DIRECTIONS. Swap every "table-row" in the material for "data-row", and leave every other line and character as it is.

Saved data entries:

===

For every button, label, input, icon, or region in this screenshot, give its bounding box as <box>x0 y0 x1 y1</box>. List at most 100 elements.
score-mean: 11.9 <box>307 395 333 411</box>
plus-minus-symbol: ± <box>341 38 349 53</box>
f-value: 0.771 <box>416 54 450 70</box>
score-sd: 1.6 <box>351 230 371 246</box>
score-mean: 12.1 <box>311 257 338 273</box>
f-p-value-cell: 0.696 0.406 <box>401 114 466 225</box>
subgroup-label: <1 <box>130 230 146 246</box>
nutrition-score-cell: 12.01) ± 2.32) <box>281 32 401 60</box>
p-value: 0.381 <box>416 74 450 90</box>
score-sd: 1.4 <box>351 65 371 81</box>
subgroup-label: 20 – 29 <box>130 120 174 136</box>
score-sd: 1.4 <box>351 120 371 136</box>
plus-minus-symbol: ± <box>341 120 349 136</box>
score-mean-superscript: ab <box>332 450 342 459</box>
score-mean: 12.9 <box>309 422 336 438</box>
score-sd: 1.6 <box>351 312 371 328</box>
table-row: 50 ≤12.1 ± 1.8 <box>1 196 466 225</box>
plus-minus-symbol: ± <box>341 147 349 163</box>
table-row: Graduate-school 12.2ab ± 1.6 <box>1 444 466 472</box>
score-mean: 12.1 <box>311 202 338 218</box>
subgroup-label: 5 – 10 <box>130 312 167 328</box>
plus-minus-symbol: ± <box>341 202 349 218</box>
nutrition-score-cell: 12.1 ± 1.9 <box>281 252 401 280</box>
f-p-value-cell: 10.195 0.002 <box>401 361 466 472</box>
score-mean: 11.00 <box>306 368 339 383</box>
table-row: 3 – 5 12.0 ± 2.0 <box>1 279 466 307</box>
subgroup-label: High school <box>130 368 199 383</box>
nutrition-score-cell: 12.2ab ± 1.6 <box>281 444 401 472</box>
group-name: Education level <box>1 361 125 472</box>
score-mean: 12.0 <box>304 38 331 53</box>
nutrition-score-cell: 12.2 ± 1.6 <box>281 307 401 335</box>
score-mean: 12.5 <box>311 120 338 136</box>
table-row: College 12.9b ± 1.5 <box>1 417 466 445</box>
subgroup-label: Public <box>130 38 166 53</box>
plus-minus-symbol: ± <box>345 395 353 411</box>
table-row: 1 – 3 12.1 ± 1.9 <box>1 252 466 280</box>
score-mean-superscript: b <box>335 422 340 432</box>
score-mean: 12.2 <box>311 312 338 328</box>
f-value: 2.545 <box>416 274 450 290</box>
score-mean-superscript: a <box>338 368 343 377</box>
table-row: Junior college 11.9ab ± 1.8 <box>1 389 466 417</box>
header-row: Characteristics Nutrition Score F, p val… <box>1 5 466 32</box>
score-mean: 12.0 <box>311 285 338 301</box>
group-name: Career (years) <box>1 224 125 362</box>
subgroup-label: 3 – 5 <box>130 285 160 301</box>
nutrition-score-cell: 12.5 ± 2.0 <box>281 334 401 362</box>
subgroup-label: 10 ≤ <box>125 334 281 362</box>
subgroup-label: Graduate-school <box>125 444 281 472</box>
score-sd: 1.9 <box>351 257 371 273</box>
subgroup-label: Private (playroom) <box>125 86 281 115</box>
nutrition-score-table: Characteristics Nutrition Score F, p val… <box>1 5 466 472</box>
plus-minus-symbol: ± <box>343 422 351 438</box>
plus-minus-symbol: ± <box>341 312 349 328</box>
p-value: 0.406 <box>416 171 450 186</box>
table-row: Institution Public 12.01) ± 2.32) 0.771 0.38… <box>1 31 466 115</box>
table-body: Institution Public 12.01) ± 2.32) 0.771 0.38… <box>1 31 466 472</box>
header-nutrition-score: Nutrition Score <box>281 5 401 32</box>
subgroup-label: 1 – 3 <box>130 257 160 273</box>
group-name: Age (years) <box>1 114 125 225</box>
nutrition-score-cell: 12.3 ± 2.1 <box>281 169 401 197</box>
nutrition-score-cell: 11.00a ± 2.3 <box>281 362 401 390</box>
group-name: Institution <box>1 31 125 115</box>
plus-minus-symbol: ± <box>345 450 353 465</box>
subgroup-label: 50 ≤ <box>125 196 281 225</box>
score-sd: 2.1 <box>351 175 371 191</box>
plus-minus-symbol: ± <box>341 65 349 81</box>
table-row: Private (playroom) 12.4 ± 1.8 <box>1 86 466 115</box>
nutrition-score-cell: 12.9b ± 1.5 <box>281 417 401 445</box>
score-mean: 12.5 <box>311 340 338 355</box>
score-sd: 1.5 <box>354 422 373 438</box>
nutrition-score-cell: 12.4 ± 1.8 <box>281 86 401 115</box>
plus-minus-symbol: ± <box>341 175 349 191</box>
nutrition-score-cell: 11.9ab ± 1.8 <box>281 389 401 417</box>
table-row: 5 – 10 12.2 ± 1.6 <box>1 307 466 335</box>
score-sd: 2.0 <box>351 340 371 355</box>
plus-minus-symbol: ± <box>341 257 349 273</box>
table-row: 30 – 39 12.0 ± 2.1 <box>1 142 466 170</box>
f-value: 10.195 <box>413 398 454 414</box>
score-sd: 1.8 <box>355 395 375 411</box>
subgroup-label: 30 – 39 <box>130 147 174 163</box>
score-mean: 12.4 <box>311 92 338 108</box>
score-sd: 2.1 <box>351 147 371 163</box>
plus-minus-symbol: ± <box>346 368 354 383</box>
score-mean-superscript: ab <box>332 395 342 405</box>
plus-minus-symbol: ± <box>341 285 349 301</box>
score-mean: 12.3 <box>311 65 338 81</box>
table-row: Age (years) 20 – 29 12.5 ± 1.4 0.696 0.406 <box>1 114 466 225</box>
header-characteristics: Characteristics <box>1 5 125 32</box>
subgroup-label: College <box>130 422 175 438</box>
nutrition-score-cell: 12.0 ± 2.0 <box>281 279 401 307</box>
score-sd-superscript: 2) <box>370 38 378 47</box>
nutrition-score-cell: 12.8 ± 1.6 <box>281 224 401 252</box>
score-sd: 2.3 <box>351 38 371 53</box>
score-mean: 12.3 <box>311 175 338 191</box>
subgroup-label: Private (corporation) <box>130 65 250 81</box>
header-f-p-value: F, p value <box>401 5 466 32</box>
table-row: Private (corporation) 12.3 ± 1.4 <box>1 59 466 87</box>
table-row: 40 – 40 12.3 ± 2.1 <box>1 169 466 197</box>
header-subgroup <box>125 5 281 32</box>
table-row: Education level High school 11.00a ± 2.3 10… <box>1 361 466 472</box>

===

THE ANSWER.
For every button, label, input, icon, or region in this screenshot, give its bounding box as <box>x0 y0 x1 y1</box>. List at most 100 elements.
score-mean: 11.9 <box>307 395 333 411</box>
plus-minus-symbol: ± <box>341 38 349 53</box>
f-value: 0.771 <box>416 54 450 70</box>
score-sd: 1.6 <box>351 230 371 246</box>
score-mean: 12.1 <box>311 257 338 273</box>
f-p-value-cell: 0.696 0.406 <box>401 114 466 225</box>
subgroup-label: <1 <box>130 230 146 246</box>
nutrition-score-cell: 12.01) ± 2.32) <box>281 32 401 60</box>
p-value: 0.381 <box>416 74 450 90</box>
score-sd: 1.4 <box>351 65 371 81</box>
subgroup-label: 20 – 29 <box>130 120 174 136</box>
score-sd: 1.4 <box>351 120 371 136</box>
plus-minus-symbol: ± <box>341 120 349 136</box>
score-mean-superscript: ab <box>332 450 342 459</box>
score-mean: 12.9 <box>309 422 336 438</box>
score-sd: 1.6 <box>351 312 371 328</box>
data-row: 50 ≤12.1 ± 1.8 <box>1 196 466 225</box>
plus-minus-symbol: ± <box>341 147 349 163</box>
data-row: Graduate-school 12.2ab ± 1.6 <box>1 444 466 472</box>
score-mean: 12.1 <box>311 202 338 218</box>
subgroup-label: 5 – 10 <box>130 312 167 328</box>
plus-minus-symbol: ± <box>341 202 349 218</box>
nutrition-score-cell: 12.1 ± 1.9 <box>281 252 401 280</box>
f-p-value-cell: 10.195 0.002 <box>401 361 466 472</box>
score-mean: 11.00 <box>306 368 339 383</box>
data-row: 3 – 5 12.0 ± 2.0 <box>1 279 466 307</box>
subgroup-label: High school <box>130 368 199 383</box>
nutrition-score-cell: 12.2ab ± 1.6 <box>281 444 401 472</box>
group-name: Education level <box>1 361 125 472</box>
score-mean: 12.0 <box>304 38 331 53</box>
nutrition-score-cell: 12.2 ± 1.6 <box>281 307 401 335</box>
score-mean: 12.5 <box>311 120 338 136</box>
data-row: College 12.9b ± 1.5 <box>1 417 466 445</box>
subgroup-label: Public <box>130 38 166 53</box>
plus-minus-symbol: ± <box>345 395 353 411</box>
data-row: 1 – 3 12.1 ± 1.9 <box>1 252 466 280</box>
score-mean-superscript: b <box>335 422 340 432</box>
score-mean: 12.2 <box>311 312 338 328</box>
f-value: 2.545 <box>416 274 450 290</box>
score-mean-superscript: a <box>338 368 343 377</box>
data-row: Junior college 11.9ab ± 1.8 <box>1 389 466 417</box>
header-row: Characteristics Nutrition Score F, p val… <box>1 5 466 32</box>
score-mean: 12.0 <box>311 285 338 301</box>
group-name: Career (years) <box>1 224 125 362</box>
subgroup-label: 3 – 5 <box>130 285 160 301</box>
nutrition-score-cell: 12.5 ± 2.0 <box>281 334 401 362</box>
subgroup-label: 10 ≤ <box>125 334 281 362</box>
subgroup-label: Graduate-school <box>125 444 281 472</box>
score-sd: 1.9 <box>351 257 371 273</box>
subgroup-label: Private (playroom) <box>125 86 281 115</box>
nutrition-score-table: Characteristics Nutrition Score F, p val… <box>1 5 466 472</box>
plus-minus-symbol: ± <box>343 422 351 438</box>
plus-minus-symbol: ± <box>341 312 349 328</box>
p-value: 0.406 <box>416 171 450 186</box>
data-row: Institution Public 12.01) ± 2.32) 0.771 0.38… <box>1 31 466 115</box>
table-body: Institution Public 12.01) ± 2.32) 0.771 0.38… <box>1 31 466 472</box>
header-nutrition-score: Nutrition Score <box>281 5 401 32</box>
subgroup-label: 1 – 3 <box>130 257 160 273</box>
group-name: Age (years) <box>1 114 125 225</box>
nutrition-score-cell: 12.3 ± 2.1 <box>281 169 401 197</box>
nutrition-score-cell: 11.00a ± 2.3 <box>281 362 401 390</box>
group-name: Institution <box>1 31 125 115</box>
plus-minus-symbol: ± <box>345 450 353 465</box>
subgroup-label: 50 ≤ <box>125 196 281 225</box>
score-sd: 2.1 <box>351 175 371 191</box>
plus-minus-symbol: ± <box>341 65 349 81</box>
data-row: Private (playroom) 12.4 ± 1.8 <box>1 86 466 115</box>
nutrition-score-cell: 12.9b ± 1.5 <box>281 417 401 445</box>
score-mean: 12.5 <box>311 340 338 355</box>
score-sd: 1.5 <box>354 422 373 438</box>
nutrition-score-cell: 12.4 ± 1.8 <box>281 86 401 115</box>
plus-minus-symbol: ± <box>341 175 349 191</box>
nutrition-score-cell: 11.9ab ± 1.8 <box>281 389 401 417</box>
data-row: 5 – 10 12.2 ± 1.6 <box>1 307 466 335</box>
score-sd: 2.0 <box>351 340 371 355</box>
plus-minus-symbol: ± <box>341 257 349 273</box>
data-row: 30 – 39 12.0 ± 2.1 <box>1 142 466 170</box>
f-value: 10.195 <box>413 398 454 414</box>
score-sd: 1.8 <box>355 395 375 411</box>
subgroup-label: 30 – 39 <box>130 147 174 163</box>
score-mean: 12.4 <box>311 92 338 108</box>
score-sd: 2.1 <box>351 147 371 163</box>
plus-minus-symbol: ± <box>346 368 354 383</box>
score-mean-superscript: ab <box>332 395 342 405</box>
plus-minus-symbol: ± <box>341 285 349 301</box>
score-mean: 12.3 <box>311 65 338 81</box>
data-row: Age (years) 20 – 29 12.5 ± 1.4 0.696 0.406 <box>1 114 466 225</box>
header-characteristics: Characteristics <box>1 5 125 32</box>
subgroup-label: College <box>130 422 175 438</box>
nutrition-score-cell: 12.0 ± 2.0 <box>281 279 401 307</box>
score-sd-superscript: 2) <box>370 38 378 47</box>
nutrition-score-cell: 12.8 ± 1.6 <box>281 224 401 252</box>
score-sd: 2.3 <box>351 38 371 53</box>
score-mean: 12.3 <box>311 175 338 191</box>
subgroup-label: Private (corporation) <box>130 65 250 81</box>
header-f-p-value: F, p value <box>401 5 466 32</box>
data-row: Private (corporation) 12.3 ± 1.4 <box>1 59 466 87</box>
data-row: 40 – 40 12.3 ± 2.1 <box>1 169 466 197</box>
header-subgroup <box>125 5 281 32</box>
data-row: Education level High school 11.00a ± 2.3 10… <box>1 361 466 472</box>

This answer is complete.